═════ Entries shown

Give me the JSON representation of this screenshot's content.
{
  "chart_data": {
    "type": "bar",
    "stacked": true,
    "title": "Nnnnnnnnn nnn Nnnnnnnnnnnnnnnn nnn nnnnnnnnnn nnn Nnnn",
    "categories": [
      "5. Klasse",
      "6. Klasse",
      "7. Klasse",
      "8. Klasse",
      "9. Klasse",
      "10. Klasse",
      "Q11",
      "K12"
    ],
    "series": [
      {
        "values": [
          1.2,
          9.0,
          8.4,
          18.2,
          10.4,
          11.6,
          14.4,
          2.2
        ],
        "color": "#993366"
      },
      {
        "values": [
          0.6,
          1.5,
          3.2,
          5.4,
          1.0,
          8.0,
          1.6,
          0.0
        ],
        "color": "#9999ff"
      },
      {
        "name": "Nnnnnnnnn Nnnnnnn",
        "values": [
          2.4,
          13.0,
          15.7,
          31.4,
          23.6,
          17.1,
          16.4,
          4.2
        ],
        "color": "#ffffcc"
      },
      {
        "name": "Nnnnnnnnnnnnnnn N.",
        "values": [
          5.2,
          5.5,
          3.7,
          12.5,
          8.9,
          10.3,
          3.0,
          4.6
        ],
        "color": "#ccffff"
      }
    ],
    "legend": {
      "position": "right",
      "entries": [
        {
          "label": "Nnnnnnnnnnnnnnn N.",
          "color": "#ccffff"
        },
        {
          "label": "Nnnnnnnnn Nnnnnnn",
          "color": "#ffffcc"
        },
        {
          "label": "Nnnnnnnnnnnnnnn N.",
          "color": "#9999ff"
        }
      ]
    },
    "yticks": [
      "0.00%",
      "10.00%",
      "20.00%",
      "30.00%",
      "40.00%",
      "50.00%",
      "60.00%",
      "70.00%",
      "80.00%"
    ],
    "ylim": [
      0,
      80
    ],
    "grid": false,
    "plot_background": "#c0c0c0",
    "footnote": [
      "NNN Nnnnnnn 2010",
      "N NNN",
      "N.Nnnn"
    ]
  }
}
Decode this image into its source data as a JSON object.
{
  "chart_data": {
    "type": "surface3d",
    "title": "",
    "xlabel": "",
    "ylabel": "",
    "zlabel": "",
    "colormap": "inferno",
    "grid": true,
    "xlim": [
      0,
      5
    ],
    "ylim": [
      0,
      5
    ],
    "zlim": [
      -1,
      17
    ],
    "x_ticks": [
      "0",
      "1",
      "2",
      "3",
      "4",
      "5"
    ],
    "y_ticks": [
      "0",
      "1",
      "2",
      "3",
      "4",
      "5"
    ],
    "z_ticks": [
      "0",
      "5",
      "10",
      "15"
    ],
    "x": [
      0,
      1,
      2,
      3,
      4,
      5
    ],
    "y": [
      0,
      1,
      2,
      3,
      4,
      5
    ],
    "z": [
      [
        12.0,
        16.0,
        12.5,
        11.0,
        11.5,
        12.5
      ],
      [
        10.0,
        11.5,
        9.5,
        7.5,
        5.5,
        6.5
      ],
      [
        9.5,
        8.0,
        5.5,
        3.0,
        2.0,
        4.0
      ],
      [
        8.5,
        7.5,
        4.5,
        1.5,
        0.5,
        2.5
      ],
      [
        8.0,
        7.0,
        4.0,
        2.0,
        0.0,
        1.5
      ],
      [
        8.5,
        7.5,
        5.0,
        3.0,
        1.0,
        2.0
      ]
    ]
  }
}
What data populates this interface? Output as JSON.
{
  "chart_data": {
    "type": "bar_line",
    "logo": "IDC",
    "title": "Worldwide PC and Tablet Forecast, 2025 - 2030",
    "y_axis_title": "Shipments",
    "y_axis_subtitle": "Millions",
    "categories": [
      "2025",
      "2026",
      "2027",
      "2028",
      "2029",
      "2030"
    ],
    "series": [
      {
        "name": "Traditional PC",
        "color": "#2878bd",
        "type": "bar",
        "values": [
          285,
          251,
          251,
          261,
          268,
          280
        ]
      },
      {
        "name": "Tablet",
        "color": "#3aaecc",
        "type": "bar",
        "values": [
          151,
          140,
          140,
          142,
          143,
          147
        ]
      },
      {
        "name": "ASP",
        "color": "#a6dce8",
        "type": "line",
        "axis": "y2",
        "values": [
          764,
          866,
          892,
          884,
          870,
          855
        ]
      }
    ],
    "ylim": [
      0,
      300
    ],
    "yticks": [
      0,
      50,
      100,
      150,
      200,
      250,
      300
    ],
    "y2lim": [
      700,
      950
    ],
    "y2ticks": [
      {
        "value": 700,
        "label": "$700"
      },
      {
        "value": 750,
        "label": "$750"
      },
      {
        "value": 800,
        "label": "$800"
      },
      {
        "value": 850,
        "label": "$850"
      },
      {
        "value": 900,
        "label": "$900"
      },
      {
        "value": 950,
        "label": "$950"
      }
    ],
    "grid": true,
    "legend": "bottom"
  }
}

══════════

Quote the material exactly, leaving nothing out.

Give me the JSON representation of this screenshot's content.
{
  "chart_data": {
    "type": "bar",
    "stacked": true,
    "title": "Nnnnnnnnn nnn Nnnnnnnnnnnnnnnn nnn nnnnnnnnnn nnn Nnnn",
    "categories": [
      "5. Klasse",
      "6. Klasse",
      "7. Klasse",
      "8. Klasse",
      "9. Klasse",
      "10. Klasse",
      "Q11",
      "K12"
    ],
    "series": [
      {
        "values": [
          1.2,
          9.0,
          8.4,
          18.2,
          10.4,
          11.6,
          14.4,
          2.2
        ],
        "color": "#993366"
      },
      {
        "values": [
          0.6,
          1.5,
          3.2,
          5.4,
          1.0,
          8.0,
          1.6,
          0.0
        ],
        "color": "#9999ff"
      },
      {
        "name": "Nnnnnnnnn Nnnnnnn",
        "values": [
          2.4,
          13.0,
          15.7,
          31.4,
          23.6,
          17.1,
          16.4,
          4.2
        ],
        "color": "#ffffcc"
      },
      {
        "name": "Nnnnnnnnnnnnnnn N.",
        "values": [
          5.2,
          5.5,
          3.7,
          12.5,
          8.9,
          10.3,
          3.0,
          4.6
        ],
        "color": "#ccffff"
      }
    ],
    "legend": {
      "position": "right",
      "entries": [
        {
          "label": "Nnnnnnnnnnnnnnn N.",
          "color": "#ccffff"
        },
        {
          "label": "Nnnnnnnnn Nnnnnnn",
          "color": "#ffffcc"
        },
        {
          "label": "Nnnnnnnnnnnnnnn N.",
          "color": "#9999ff"
        }
      ]
    },
    "yticks": [
      "0.00%",
      "10.00%",
      "20.00%",
      "30.00%",
      "40.00%",
      "50.00%",
      "60.00%",
      "70.00%",
      "80.00%"
    ],
    "ylim": [
      0,
      80
    ],
    "grid": false,
    "plot_background": "#c0c0c0",
    "footnote": [
      "NNN Nnnnnnn 2010",
      "N NNN",
      "N.Nnnn"
    ]
  }
}
Decode this image into its source data as a JSON object.
{
  "chart_data": {
    "type": "surface3d",
    "title": "",
    "xlabel": "",
    "ylabel": "",
    "zlabel": "",
    "colormap": "inferno",
    "grid": true,
    "xlim": [
      0,
      5
    ],
    "ylim": [
      0,
      5
    ],
    "zlim": [
      -1,
      17
    ],
    "x_ticks": [
      "0",
      "1",
      "2",
      "3",
      "4",
      "5"
    ],
    "y_ticks": [
      "0",
      "1",
      "2",
      "3",
      "4",
      "5"
    ],
    "z_ticks": [
      "0",
      "5",
      "10",
      "15"
    ],
    "x": [
      0,
      1,
      2,
      3,
      4,
      5
    ],
    "y": [
      0,
      1,
      2,
      3,
      4,
      5
    ],
    "z": [
      [
        12.0,
        16.0,
        12.5,
        11.0,
        11.5,
        12.5
      ],
      [
        10.0,
        11.5,
        9.5,
        7.5,
        5.5,
        6.5
      ],
      [
        9.5,
        8.0,
        5.5,
        3.0,
        2.0,
        4.0
      ],
      [
        8.5,
        7.5,
        4.5,
        1.5,
        0.5,
        2.5
      ],
      [
        8.0,
        7.0,
        4.0,
        2.0,
        0.0,
        1.5
      ],
      [
        8.5,
        7.5,
        5.0,
        3.0,
        1.0,
        2.0
      ]
    ]
  }
}
What data populates this interface? Output as JSON.
{
  "chart_data": {
    "type": "bar_line",
    "logo": "IDC",
    "title": "Worldwide PC and Tablet Forecast, 2025 - 2030",
    "y_axis_title": "Shipments",
    "y_axis_subtitle": "Millions",
    "categories": [
      "2025",
      "2026",
      "2027",
      "2028",
      "2029",
      "2030"
    ],
    "series": [
      {
        "name": "Traditional PC",
        "color": "#2878bd",
        "type": "bar",
        "values": [
          285,
          251,
          251,
          261,
          268,
          280
        ]
      },
      {
        "name": "Tablet",
        "color": "#3aaecc",
        "type": "bar",
        "values": [
          151,
          140,
          140,
          142,
          143,
          147
        ]
      },
      {
        "name": "ASP",
        "color": "#a6dce8",
        "type": "line",
        "axis": "y2",
        "values": [
          764,
          866,
          892,
          884,
          870,
          855
        ]
      }
    ],
    "ylim": [
      0,
      300
    ],
    "yticks": [
      0,
      50,
      100,
      150,
      200,
      250,
      300
    ],
    "y2lim": [
      700,
      950
    ],
    "y2ticks": [
      {
        "value": 700,
        "label": "$700"
      },
      {
        "value": 750,
        "label": "$750"
      },
      {
        "value": 800,
        "label": "$800"
      },
      {
        "value": 850,
        "label": "$850"
      },
      {
        "value": 900,
        "label": "$900"
      },
      {
        "value": 950,
        "label": "$950"
      }
    ],
    "grid": true,
    "legend": "bottom"
  }
}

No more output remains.